Give every line again exactly as it appears, please, but not the pictures.

LISTED RECORDS:
******
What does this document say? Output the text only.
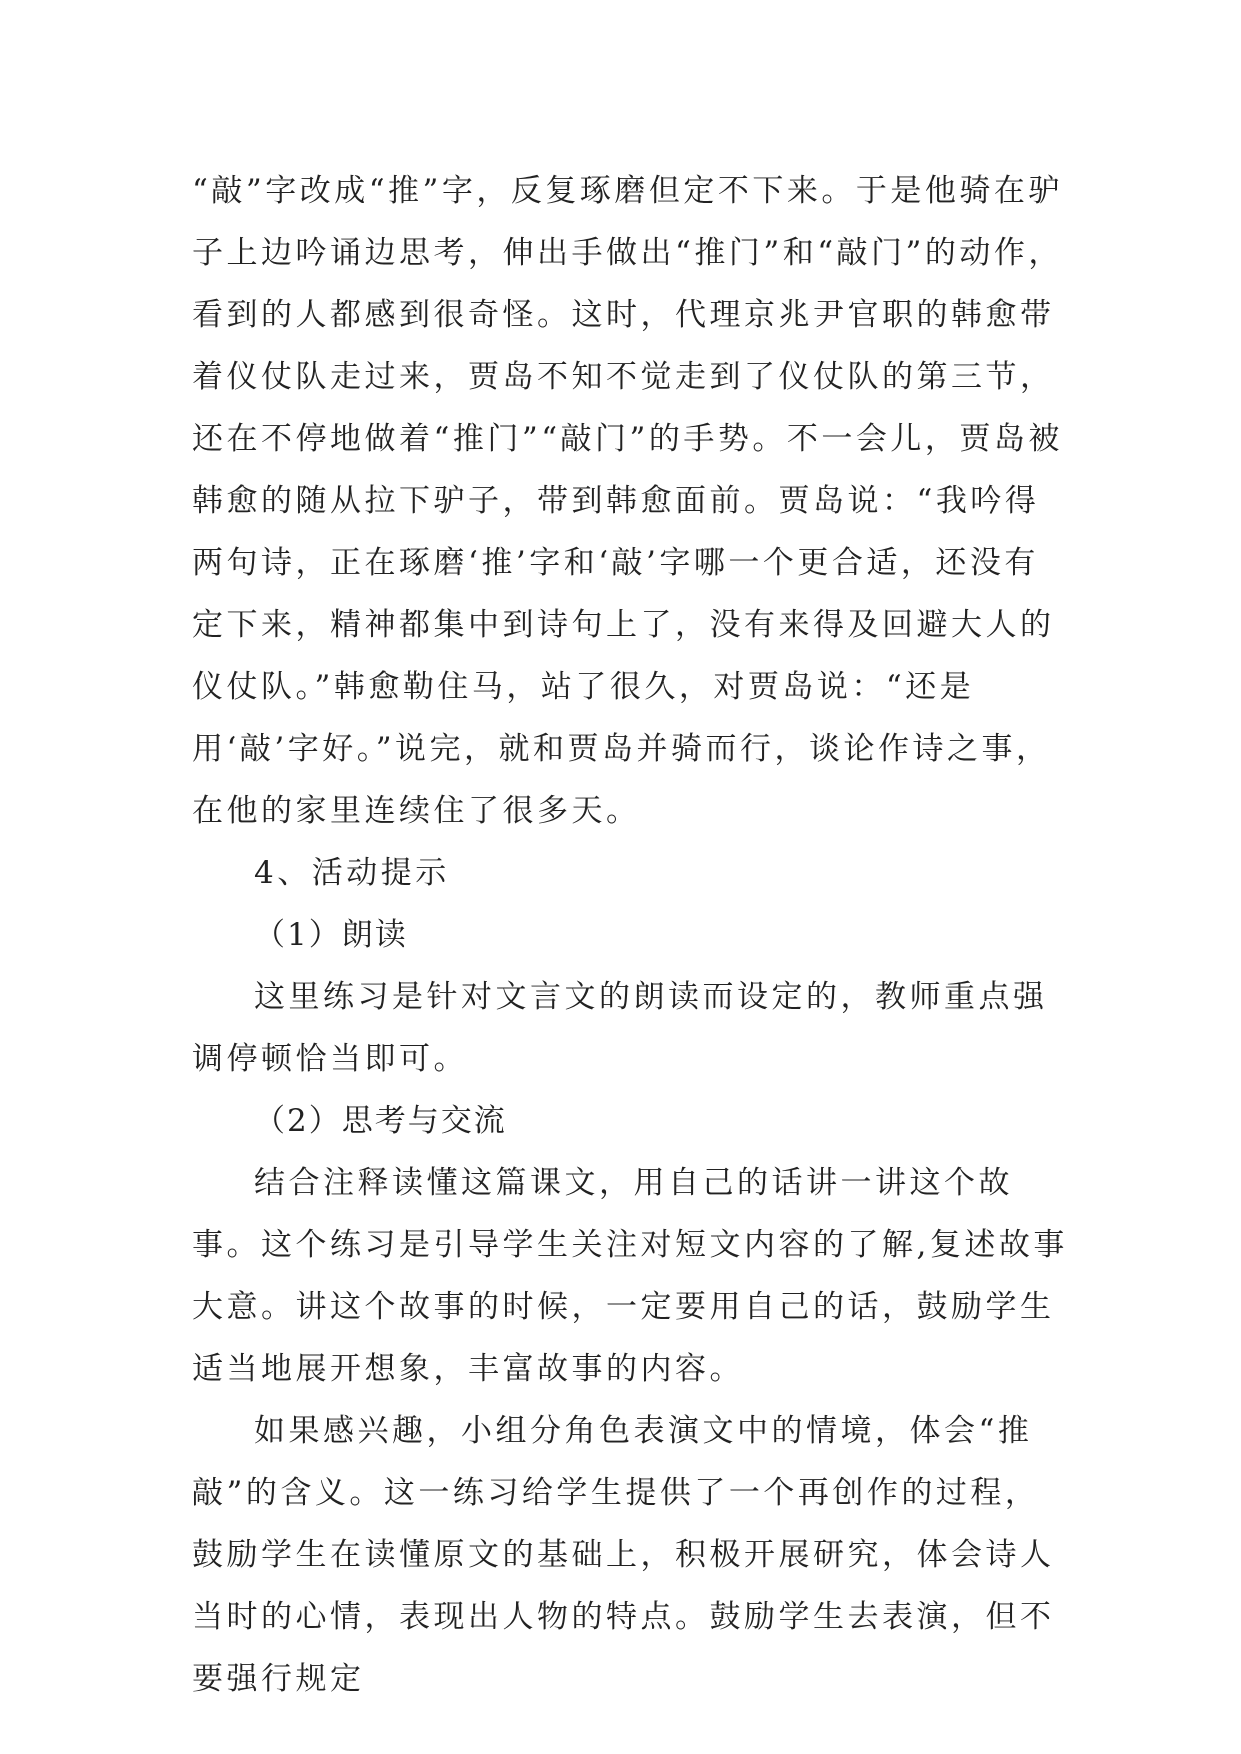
“敲”字改成“推”字，反复琢磨但定不下来。于是他骑在驴子上边吟诵边思考，伸出手做出“推门”和“敲门”的动作，看到的人都感到很奇怪。这时，代理京兆尹官职的韩愈带着仪仗队走过来，贾岛不知不觉走到了仪仗队的第三节，还在不停地做着“推门”“敲门”的手势。不一会儿，贾岛被韩愈的随从拉下驴子，带到韩愈面前。贾岛说：“我吟得两句诗，正在琢磨‘推’字和‘敲’字哪一个更合适，还没有定下来，精神都集中到诗句上了，没有来得及回避大人的仪仗队。”韩愈勒住马，站了很久，对贾岛说：“还是用‘敲’字好。”说完，就和贾岛并骑而行，谈论作诗之事，在他的家里连续住了很多天。

4、活动提示

（1）朗读

这里练习是针对文言文的朗读而设定的，教师重点强调停顿恰当即可。

（2）思考与交流

结合注释读懂这篇课文，用自己的话讲一讲这个故事。这个练习是引导学生关注对短文内容的了解,复述故事大意。讲这个故事的时候，一定要用自己的话，鼓励学生适当地展开想象，丰富故事的内容。

如果感兴趣，小组分角色表演文中的情境，体会“推敲”的含义。这一练习给学生提供了一个再创作的过程，鼓励学生在读懂原文的基础上，积极开展研究，体会诗人当时的心情，表现出人物的特点。鼓励学生去表演，但不要强行规定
******
TASK RESPONSE:
What does this document say? Output the text only.
“敲”字改成“推”字，反复琢磨但定不下来。于是他骑在驴子上边吟诵边思考，伸出手做出“推门”和“敲门”的动作，看到的人都感到很奇怪。这时，代理京兆尹官职的韩愈带着仪仗队走过来，贾岛不知不觉走到了仪仗队的第三节，还在不停地做着“推门”“敲门”的手势。不一会儿，贾岛被韩愈的随从拉下驴子，带到韩愈面前。贾岛说：“我吟得两句诗，正在琢磨‘推’字和‘敲’字哪一个更合适，还没有定下来，精神都集中到诗句上了，没有来得及回避大人的仪仗队。”韩愈勒住马，站了很久，对贾岛说：“还是用‘敲’字好。”说完，就和贾岛并骑而行，谈论作诗之事，在他的家里连续住了很多天。

4、活动提示

（1）朗读

这里练习是针对文言文的朗读而设定的，教师重点强调停顿恰当即可。

（2）思考与交流

结合注释读懂这篇课文，用自己的话讲一讲这个故事。这个练习是引导学生关注对短文内容的了解,复述故事大意。讲这个故事的时候，一定要用自己的话，鼓励学生适当地展开想象，丰富故事的内容。

如果感兴趣，小组分角色表演文中的情境，体会“推敲”的含义。这一练习给学生提供了一个再创作的过程，鼓励学生在读懂原文的基础上，积极开展研究，体会诗人当时的心情，表现出人物的特点。鼓励学生去表演，但不要强行规定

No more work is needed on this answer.